● **Task**:
Return all of the data exactly, with nothing left out but the pictures.

● **Recorded data**:
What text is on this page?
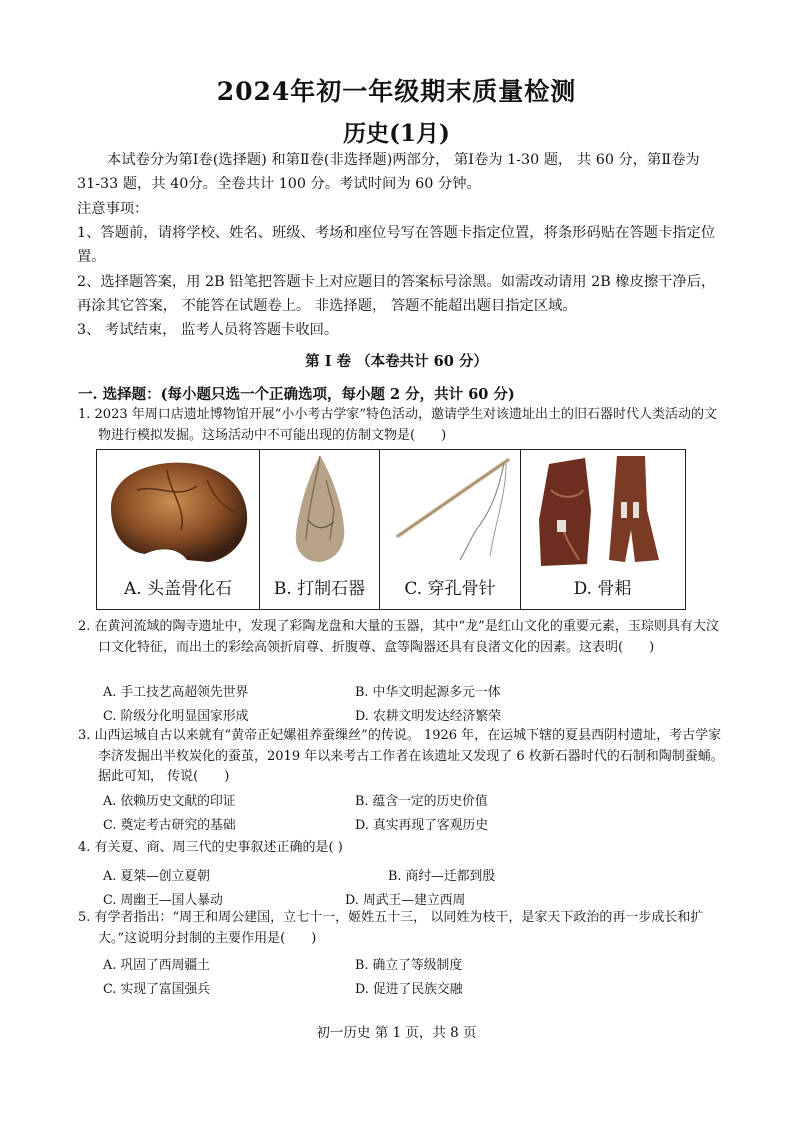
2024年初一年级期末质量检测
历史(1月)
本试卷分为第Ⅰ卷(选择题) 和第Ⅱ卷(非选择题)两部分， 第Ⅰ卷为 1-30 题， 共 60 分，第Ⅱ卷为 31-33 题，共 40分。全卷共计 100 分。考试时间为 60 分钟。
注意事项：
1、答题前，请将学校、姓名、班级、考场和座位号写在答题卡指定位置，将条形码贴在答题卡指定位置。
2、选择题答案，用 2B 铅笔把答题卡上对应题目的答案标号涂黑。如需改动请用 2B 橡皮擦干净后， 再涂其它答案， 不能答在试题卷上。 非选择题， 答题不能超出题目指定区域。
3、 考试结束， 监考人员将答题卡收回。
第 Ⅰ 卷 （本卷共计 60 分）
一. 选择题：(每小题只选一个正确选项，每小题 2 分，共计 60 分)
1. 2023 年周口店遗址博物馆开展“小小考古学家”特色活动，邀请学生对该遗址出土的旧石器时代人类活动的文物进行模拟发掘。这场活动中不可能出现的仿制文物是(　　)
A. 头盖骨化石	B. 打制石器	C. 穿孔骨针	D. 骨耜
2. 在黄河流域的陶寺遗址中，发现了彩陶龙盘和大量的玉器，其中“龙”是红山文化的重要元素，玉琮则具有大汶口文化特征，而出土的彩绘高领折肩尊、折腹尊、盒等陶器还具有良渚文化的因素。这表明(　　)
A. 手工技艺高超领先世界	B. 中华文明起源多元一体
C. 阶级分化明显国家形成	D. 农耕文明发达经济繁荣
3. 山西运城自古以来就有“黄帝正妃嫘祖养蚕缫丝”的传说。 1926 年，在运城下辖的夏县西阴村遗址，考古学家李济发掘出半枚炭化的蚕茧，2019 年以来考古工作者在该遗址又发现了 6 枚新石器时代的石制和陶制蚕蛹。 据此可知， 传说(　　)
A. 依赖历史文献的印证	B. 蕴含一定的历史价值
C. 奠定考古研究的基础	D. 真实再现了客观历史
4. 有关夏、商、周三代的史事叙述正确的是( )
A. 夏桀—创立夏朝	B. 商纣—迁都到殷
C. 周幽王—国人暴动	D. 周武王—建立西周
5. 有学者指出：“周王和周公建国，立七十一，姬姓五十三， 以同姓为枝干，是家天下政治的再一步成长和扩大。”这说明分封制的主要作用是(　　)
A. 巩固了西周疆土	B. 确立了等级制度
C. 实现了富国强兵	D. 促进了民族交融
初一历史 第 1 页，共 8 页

● **Correct answer**:
What text is on this page?
2024年初一年级期末质量检测
历史(1月)
本试卷分为第Ⅰ卷(选择题) 和第Ⅱ卷(非选择题)两部分， 第Ⅰ卷为 1-30 题， 共 60 分，第Ⅱ卷为 31-33 题，共 40分。全卷共计 100 分。考试时间为 60 分钟。
注意事项：
1、答题前，请将学校、姓名、班级、考场和座位号写在答题卡指定位置，将条形码贴在答题卡指定位置。
2、选择题答案，用 2B 铅笔把答题卡上对应题目的答案标号涂黑。如需改动请用 2B 橡皮擦干净后， 再涂其它答案， 不能答在试题卷上。 非选择题， 答题不能超出题目指定区域。
3、 考试结束， 监考人员将答题卡收回。
第 Ⅰ 卷 （本卷共计 60 分）
一. 选择题：(每小题只选一个正确选项，每小题 2 分，共计 60 分)
1. 2023 年周口店遗址博物馆开展“小小考古学家”特色活动，邀请学生对该遗址出土的旧石器时代人类活动的文物进行模拟发掘。这场活动中不可能出现的仿制文物是(　　)
A. 头盖骨化石	B. 打制石器	C. 穿孔骨针	D. 骨耜
2. 在黄河流域的陶寺遗址中，发现了彩陶龙盘和大量的玉器，其中“龙”是红山文化的重要元素，玉琮则具有大汶口文化特征，而出土的彩绘高领折肩尊、折腹尊、盒等陶器还具有良渚文化的因素。这表明(　　)
A. 手工技艺高超领先世界	B. 中华文明起源多元一体
C. 阶级分化明显国家形成	D. 农耕文明发达经济繁荣
3. 山西运城自古以来就有“黄帝正妃嫘祖养蚕缫丝”的传说。 1926 年，在运城下辖的夏县西阴村遗址，考古学家李济发掘出半枚炭化的蚕茧，2019 年以来考古工作者在该遗址又发现了 6 枚新石器时代的石制和陶制蚕蛹。 据此可知， 传说(　　)
A. 依赖历史文献的印证	B. 蕴含一定的历史价值
C. 奠定考古研究的基础	D. 真实再现了客观历史
4. 有关夏、商、周三代的史事叙述正确的是( )
A. 夏桀—创立夏朝	B. 商纣—迁都到殷
C. 周幽王—国人暴动	D. 周武王—建立西周
5. 有学者指出：“周王和周公建国，立七十一，姬姓五十三， 以同姓为枝干，是家天下政治的再一步成长和扩大。”这说明分封制的主要作用是(　　)
A. 巩固了西周疆土	B. 确立了等级制度
C. 实现了富国强兵	D. 促进了民族交融
初一历史 第 1 页，共 8 页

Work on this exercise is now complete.